_WORK ORDER 1_. Which two key drivers does the pacing lesson say pacing should be analyzed together with?
_WORK ORDER 2_. Summarize the pacing lesson in two sentences.
_WORK ORDER 3_. Carry the pacing lesson further, starting after its final sentence.

_TEXT EXCERPT_.
+-------+

Indie Novella Writing Course
Lesson 8 - Pacing
Now we are within sight of the course’s finishing line, it is an appropriate time to discuss pacing. Your novel may begin with colourful, elaborate descriptions to set the scene and introduce your style and narrative, but a novel that is mono-paced will fail to capture a reader’s attention. And when I say one paced, I also mean a novel which is high octane all the way through. As we discussed in our lesson on the different narrators, the second person narrative is sparsely used because it often best works in the short form. The constant strangeness and intensity of the ‘you’ address can feel too much for the long form novel. Likewise with pace, which needs modulation and variety.
After completing either the first rough draft of your novel, or even after putting down on paper an outline of your plot and structure, you should at this point give careful consideration to how your novel is paced. Stories ebb and flow, and drama is structured around peaks and lows. Crescendo is defined as the loudest point in a gradual increasing of sound. Think of some of the great pieces of classical music and note how they build from calm and quiet to that dramatic crescendo and ask yourselves if your novel follows a similar structure.
When discussing pacing we are almost caught up in the same quandary as we found ourselves when discussing style – by itself, it is abstract, and it needs applying to the purposes of your story. Hence, let’s analyse pacing in conjunction with its key drivers: tension and conflict.

Defining Pacing, Tension, Conflict
The simplest way of defining and measuring Pacing in your novel is assessing how much ground you cover in your writing relative to how many words you’ve written. It’s sometimes helpful for writers to go through their novel working out, on a chapter by chapter basis, how this ratio pans out. This could be achieved by doing a one or two sentence summary of events covered in each chapter. Take a look at whether your chapters are relatively equal in length, or if there are clusters of units that are roughly equal and carry important parts of your story. Shorter chapters in themselves imply a speeding up of pace. Consider how many thrillers use short chapters (the cliffhanger), and by contrast how many literary novels use other more subtle markers to create pace.
An important reason to keep a keen eye on pace in our novels is to build Tension. Perhaps the greatest source of tension is anticipation and deferral – a sense of something looming but not quite arrived. In direct contradiction to the above, building tension can require a writer to deliberately slow the pace rather than accelerating it. Or to put it more logically, slowing the pace in the build-up to key action, and then accelerating it. One well used source of tension is letting the reader dangle at the end of a scene (the cliffhanger again). Try going through your novel and considering how each of your chapters end: does the episode conclude tidily with the end of the chapter? Or is it a break in the middle of an event so that the reader has to start a new chapter to find out how things pan out? We can term the latter ‘the Gotta’, attributed to Stephen King and a great example for any writer to read is his novel Misery. And how often do you ‘side-step’ and leave an event half-finished, switching to dealing with another aspect of the story, maybe coming back to the original episode several chapters later?

+-------+

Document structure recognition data
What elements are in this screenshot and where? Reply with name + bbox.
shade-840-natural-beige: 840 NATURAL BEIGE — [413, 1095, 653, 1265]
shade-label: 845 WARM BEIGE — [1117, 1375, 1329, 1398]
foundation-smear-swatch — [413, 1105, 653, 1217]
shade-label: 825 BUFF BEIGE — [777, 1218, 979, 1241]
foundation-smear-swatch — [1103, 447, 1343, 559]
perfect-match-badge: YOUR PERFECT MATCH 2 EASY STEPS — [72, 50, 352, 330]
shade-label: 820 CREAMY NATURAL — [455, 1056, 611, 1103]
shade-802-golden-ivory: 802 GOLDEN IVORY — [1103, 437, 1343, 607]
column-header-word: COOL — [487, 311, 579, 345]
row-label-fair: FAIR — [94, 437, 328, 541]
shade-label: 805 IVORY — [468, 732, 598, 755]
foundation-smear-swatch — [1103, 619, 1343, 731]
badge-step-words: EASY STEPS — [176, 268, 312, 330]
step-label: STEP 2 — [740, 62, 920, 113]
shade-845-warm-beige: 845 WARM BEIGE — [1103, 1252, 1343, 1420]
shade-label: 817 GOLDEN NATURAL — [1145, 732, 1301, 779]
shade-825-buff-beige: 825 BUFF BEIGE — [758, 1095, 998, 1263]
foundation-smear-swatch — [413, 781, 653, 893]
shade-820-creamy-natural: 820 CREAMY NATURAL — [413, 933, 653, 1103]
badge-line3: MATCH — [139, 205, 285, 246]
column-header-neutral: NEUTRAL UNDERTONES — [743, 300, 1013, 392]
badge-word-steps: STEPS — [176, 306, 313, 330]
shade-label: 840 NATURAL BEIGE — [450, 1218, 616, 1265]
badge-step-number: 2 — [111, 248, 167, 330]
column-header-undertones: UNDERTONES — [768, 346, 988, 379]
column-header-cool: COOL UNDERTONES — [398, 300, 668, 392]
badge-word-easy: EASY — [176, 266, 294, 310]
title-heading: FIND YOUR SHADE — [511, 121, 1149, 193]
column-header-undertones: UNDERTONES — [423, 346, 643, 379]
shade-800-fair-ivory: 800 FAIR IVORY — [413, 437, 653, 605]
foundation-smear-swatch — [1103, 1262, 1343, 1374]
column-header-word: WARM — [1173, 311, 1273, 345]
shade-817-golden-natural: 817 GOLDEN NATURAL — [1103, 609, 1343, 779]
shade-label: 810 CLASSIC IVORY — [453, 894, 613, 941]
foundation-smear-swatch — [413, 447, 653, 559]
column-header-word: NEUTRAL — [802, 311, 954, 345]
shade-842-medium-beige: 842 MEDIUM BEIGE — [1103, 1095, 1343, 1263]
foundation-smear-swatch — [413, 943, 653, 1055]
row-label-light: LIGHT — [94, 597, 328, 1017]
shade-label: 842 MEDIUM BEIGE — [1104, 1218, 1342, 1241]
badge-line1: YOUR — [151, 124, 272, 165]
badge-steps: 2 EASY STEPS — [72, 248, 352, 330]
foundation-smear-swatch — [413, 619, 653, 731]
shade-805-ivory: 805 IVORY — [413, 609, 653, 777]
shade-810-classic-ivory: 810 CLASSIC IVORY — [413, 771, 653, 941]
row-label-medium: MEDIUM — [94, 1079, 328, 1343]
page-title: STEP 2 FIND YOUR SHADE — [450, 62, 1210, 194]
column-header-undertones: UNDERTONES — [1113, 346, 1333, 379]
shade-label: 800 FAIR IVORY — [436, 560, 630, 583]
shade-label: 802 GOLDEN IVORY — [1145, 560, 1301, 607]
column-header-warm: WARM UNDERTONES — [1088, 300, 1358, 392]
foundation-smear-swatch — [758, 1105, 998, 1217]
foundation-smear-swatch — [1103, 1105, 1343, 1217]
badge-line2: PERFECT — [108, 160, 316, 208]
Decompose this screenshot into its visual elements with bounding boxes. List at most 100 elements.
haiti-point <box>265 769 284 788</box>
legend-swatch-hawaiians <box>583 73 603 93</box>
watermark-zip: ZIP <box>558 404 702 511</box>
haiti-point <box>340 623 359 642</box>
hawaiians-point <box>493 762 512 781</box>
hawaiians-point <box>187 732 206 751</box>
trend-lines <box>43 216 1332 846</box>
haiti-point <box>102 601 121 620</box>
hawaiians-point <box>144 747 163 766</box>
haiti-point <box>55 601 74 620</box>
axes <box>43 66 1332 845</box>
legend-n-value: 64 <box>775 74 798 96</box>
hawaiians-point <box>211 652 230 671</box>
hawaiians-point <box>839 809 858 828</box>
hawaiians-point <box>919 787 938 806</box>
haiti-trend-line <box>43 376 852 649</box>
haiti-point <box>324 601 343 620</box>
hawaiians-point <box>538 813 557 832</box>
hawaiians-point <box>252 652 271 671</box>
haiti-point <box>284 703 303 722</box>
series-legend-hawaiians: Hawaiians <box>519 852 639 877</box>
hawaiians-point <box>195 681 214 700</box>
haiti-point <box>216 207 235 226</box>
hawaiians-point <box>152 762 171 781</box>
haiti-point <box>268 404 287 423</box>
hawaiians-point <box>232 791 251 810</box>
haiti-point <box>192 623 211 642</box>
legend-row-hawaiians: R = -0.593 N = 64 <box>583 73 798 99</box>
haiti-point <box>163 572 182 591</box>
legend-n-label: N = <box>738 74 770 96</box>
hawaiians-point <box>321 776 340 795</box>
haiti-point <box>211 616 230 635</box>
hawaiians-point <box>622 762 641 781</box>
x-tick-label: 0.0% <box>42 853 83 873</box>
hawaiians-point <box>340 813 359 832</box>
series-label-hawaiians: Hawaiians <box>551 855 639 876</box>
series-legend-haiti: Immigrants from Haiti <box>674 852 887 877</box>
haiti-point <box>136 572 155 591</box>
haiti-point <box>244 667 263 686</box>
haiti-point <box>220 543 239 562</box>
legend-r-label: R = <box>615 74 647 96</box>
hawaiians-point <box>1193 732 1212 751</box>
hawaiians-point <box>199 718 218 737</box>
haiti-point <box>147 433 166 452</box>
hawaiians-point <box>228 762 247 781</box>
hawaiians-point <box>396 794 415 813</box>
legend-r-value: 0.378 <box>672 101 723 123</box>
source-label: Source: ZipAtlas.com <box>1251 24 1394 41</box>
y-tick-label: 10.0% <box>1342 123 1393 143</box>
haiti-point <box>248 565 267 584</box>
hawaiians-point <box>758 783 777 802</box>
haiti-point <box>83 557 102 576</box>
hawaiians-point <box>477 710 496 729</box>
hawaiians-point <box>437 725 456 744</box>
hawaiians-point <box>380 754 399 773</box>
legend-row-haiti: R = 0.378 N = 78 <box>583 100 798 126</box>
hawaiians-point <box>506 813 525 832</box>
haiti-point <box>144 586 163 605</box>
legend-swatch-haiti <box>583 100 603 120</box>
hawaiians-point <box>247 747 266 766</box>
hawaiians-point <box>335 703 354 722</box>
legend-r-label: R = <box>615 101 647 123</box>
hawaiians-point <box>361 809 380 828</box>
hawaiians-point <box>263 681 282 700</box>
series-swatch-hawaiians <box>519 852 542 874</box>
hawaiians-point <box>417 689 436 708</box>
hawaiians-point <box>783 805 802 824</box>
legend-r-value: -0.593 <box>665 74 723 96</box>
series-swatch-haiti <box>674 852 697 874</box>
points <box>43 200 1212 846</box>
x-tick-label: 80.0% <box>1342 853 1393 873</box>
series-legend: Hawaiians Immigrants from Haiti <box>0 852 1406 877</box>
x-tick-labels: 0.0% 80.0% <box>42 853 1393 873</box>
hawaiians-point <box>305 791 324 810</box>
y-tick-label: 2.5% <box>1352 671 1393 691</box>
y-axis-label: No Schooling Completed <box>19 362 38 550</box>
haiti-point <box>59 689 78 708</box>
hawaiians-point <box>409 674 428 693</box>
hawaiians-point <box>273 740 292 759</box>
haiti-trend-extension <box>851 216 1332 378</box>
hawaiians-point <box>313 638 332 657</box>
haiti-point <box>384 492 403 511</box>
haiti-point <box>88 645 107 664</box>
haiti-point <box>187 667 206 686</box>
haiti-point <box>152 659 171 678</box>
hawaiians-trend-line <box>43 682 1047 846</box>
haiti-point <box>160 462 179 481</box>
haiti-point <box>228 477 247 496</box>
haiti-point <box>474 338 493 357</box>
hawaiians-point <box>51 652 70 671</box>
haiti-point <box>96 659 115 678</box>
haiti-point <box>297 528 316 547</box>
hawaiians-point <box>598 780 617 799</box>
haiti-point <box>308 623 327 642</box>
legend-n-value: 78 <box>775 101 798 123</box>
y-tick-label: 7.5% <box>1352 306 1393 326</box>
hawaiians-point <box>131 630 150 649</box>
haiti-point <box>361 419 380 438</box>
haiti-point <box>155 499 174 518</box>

+-------+

_WRITTEN REPLY 1_. Tension and conflict.

_WRITTEN REPLY 2_. A novel needs varied pacing, neither mono-paced nor high octane throughout, and writers can measure pace by how much ground each chapter covers relative to its word count, with shorter chapters implying a faster pace. Pacing also builds tension, which often comes from anticipation and deferral, from slowing the pace before key action and then accelerating it, and from ending chapters in the middle of an event.

_WRITTEN REPLY 3_.
A great contemporary example of the use of high tension in a novel is Gillian Flynn’s Gone Girl. The first part of Gone Girl is a search for the truth. Clues are laid out in the form of actual clues (Amy’s treasure hunt), the extracts of Amy’s diary and the reluctant revealing of Nick’s affair. As more evidence points to Nick, we see the pace quickening until we reach a crescendo of evidence as Nick opens the door on his alleged thousands of dollars’ worth of credit card purchases which provide him with a perfect motive.
Deborah Levy’s Swimming Home does similar but within a different structure, beginning and coming back to Joe’s hazardous car journey with Kitty Finch.
And almost making a 360 degree return to Lesson 1, we need to pay close attention to Conflict. Without conflict we would have no fiction at all, just stasis. Most novels are triggered by and/or go on to explore an over-arching conflict, and then a number of subordinate ones that may be linked to the main one, or operate independently. Always keep in mind what the main conflict in your novel is. Then note down and pay attention to what your subordinate ones are.
For your subordinate conflicts, how many work as separate subplots, versus how many relate to the main conflict? The most apparent conflicts are those between characters – heroes and villains – but great literature has also centred on conflict with external forces: the weather; a war; poverty; illness; a white whale . . . However, the most profound conflicts are internal ones – which included the effect of an external conflict on the internal life of a character – where our protagonist is confronting some weakness or contradictory impulse in themselves. Finally – think about the relationship between external and internal conflict within your novel.